SHORT EXERCISE:
Which lines of the records contain "JSON"? Collect every one of them.

Entries taken from a collection:
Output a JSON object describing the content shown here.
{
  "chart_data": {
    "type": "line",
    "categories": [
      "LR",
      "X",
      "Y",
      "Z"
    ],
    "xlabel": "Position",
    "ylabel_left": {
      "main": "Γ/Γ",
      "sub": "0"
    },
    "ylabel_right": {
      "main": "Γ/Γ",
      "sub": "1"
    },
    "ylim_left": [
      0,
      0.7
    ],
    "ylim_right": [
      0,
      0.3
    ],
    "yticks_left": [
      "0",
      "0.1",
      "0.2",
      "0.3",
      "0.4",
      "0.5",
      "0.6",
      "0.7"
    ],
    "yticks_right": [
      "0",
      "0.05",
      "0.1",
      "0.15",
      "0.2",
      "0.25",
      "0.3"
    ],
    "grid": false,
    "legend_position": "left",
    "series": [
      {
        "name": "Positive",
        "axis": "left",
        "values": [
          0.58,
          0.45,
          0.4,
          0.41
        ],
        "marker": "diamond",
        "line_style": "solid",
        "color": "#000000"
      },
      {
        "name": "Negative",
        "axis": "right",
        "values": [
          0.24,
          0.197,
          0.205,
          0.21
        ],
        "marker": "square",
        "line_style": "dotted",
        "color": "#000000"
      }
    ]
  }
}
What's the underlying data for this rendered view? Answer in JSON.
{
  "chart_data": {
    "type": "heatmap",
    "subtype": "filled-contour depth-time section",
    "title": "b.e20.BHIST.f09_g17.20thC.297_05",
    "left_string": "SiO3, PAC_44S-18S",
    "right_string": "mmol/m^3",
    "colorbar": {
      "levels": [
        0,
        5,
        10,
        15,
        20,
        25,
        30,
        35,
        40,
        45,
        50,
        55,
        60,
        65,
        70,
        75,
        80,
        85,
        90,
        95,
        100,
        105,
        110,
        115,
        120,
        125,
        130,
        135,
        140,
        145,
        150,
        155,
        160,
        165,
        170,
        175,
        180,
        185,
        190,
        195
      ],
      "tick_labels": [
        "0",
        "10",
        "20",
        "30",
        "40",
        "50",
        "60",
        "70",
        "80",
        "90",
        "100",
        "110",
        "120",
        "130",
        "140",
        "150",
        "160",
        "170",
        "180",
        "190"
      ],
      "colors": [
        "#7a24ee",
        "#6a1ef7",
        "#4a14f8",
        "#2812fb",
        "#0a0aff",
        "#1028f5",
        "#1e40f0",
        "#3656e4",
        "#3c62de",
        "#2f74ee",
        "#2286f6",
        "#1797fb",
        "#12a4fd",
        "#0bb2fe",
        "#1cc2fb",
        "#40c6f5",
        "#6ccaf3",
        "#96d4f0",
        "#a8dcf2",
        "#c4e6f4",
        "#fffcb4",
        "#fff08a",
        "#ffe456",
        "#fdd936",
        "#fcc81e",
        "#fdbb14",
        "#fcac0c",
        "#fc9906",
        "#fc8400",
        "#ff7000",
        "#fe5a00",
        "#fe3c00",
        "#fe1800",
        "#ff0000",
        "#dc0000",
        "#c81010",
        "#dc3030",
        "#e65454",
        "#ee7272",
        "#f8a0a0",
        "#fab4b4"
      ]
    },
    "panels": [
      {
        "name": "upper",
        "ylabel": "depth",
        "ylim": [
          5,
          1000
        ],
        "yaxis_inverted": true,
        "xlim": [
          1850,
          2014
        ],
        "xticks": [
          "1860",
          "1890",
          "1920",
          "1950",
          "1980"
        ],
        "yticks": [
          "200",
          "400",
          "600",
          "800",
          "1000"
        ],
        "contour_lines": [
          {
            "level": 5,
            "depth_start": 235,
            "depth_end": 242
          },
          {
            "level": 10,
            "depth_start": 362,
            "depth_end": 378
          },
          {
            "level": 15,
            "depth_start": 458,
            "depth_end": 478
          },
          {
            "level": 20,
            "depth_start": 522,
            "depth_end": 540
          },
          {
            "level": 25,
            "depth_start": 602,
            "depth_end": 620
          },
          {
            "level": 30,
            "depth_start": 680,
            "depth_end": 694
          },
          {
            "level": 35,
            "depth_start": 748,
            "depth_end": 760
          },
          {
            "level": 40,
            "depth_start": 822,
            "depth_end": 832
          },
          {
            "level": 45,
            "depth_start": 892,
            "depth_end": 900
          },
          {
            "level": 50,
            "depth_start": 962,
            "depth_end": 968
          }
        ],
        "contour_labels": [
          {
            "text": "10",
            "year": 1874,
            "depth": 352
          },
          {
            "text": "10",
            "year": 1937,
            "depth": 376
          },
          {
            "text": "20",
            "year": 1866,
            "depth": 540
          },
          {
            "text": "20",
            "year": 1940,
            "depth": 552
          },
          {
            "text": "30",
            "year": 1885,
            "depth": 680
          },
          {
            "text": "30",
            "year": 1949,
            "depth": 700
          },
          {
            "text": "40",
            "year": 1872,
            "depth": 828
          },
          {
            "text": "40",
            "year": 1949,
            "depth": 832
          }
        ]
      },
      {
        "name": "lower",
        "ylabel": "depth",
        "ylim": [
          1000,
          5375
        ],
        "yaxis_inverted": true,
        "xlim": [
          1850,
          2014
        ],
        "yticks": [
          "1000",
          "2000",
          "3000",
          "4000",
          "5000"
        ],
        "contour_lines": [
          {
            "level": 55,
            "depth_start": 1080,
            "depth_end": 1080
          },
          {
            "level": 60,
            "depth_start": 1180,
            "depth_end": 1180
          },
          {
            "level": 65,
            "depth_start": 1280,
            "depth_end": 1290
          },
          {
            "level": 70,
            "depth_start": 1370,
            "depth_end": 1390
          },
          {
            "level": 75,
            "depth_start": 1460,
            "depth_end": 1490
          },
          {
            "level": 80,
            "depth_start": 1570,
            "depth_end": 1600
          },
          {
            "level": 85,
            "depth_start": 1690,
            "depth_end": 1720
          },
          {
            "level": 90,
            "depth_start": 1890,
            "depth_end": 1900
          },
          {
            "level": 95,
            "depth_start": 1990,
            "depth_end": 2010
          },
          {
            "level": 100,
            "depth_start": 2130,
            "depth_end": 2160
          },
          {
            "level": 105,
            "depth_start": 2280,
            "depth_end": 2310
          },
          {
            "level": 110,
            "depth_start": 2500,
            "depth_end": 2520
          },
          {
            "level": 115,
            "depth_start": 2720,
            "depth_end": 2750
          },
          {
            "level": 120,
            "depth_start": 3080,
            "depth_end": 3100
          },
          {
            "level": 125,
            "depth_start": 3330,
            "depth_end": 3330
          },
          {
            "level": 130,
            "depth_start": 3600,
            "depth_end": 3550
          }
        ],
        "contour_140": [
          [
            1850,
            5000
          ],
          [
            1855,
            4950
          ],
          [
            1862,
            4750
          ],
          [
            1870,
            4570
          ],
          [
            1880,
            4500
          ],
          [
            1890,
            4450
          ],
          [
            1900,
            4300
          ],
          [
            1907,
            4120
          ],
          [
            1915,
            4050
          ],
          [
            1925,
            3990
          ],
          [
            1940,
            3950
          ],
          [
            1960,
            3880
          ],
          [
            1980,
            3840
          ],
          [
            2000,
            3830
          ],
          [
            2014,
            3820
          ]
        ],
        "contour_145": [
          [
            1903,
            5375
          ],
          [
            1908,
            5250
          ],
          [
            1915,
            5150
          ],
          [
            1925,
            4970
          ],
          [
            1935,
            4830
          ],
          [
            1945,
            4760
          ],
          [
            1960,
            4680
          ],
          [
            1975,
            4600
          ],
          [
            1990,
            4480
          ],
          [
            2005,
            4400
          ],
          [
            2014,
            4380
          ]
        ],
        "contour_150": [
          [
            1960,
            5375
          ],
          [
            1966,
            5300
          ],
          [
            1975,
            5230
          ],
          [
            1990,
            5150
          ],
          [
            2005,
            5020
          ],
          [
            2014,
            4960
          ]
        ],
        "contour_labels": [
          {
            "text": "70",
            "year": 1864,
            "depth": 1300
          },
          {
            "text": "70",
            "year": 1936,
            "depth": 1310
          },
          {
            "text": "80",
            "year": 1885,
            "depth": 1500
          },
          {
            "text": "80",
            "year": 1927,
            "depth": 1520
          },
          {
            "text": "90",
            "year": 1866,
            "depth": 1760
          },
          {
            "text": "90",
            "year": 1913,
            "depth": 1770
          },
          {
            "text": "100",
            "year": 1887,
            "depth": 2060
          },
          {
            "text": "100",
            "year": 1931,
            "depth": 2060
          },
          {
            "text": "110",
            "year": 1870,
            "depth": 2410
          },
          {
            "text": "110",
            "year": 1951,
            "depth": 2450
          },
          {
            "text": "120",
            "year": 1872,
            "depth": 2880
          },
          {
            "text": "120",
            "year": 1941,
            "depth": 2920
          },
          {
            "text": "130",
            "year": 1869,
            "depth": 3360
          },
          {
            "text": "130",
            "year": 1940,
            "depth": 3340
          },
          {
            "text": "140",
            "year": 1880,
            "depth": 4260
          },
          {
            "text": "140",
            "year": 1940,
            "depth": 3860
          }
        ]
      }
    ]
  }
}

FINISHED EXERCISE:
Output a JSON object describing the content shown here.
What's the underlying data for this rendered view? Answer in JSON.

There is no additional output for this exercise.